EXERCISE DETAILS> Scan the data below for the string "icon". Copy every line where it appears.

Data listing:

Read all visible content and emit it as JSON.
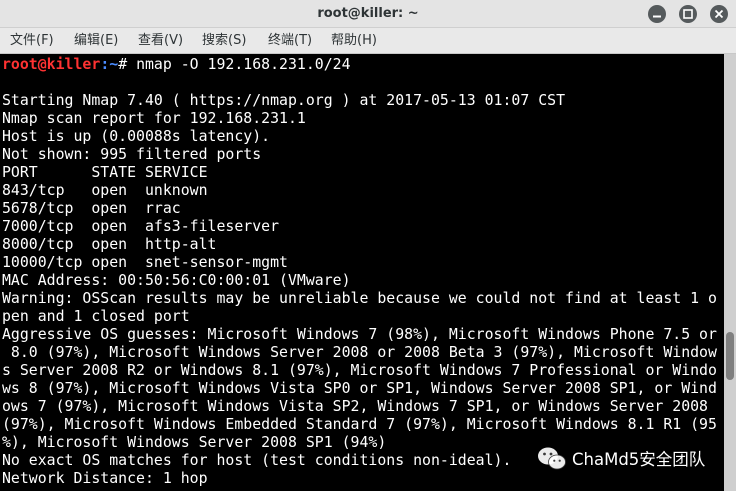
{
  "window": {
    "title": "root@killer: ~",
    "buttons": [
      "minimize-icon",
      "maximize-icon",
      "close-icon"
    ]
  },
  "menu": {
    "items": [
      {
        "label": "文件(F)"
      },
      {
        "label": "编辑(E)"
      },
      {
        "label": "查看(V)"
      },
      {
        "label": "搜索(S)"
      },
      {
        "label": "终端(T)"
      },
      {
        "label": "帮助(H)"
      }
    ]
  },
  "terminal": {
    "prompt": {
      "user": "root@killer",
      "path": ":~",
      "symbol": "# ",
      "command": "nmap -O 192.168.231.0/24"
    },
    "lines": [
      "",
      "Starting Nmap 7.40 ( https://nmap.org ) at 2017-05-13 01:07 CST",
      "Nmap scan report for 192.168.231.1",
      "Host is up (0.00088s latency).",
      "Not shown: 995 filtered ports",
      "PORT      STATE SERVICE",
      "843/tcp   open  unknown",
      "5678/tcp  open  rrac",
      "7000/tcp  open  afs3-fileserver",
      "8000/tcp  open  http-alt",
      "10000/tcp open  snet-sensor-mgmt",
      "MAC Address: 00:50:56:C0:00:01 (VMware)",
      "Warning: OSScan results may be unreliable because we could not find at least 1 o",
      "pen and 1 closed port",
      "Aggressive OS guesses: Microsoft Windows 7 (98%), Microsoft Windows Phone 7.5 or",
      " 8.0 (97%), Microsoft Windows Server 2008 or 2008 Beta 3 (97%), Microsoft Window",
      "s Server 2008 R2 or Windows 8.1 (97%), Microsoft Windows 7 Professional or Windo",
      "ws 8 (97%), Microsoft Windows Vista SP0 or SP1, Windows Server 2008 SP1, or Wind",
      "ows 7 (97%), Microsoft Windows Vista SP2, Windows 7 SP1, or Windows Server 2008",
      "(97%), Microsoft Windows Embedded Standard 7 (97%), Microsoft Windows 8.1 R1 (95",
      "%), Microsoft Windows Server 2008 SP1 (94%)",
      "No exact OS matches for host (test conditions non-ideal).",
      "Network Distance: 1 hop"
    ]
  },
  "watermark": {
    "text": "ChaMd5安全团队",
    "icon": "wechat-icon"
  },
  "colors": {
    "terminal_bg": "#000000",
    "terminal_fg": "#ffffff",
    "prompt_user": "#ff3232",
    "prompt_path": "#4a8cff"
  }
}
* * *
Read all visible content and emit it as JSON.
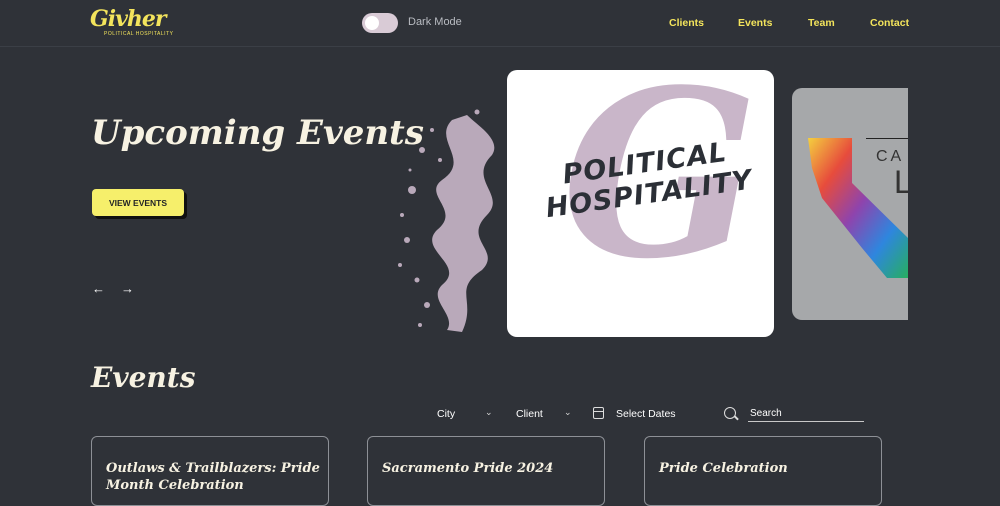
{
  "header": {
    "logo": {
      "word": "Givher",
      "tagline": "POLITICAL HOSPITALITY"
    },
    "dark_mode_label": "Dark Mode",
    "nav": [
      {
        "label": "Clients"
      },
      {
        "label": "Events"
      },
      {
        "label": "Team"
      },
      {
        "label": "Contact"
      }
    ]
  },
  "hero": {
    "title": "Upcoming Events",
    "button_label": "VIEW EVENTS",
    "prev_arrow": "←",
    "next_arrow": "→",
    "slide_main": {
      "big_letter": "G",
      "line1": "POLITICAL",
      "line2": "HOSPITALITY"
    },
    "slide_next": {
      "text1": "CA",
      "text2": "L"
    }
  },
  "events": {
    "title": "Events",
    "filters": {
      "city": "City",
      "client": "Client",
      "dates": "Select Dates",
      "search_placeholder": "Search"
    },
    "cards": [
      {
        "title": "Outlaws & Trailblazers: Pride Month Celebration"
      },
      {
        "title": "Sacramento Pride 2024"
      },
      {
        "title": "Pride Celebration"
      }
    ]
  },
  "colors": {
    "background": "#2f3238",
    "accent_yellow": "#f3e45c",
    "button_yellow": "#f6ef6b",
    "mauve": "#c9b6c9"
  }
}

OUTPUT OF THE TASK>
      "minimize-icon",
      "maximize-icon",
      "close-icon"
    "icon": "wechat-icon"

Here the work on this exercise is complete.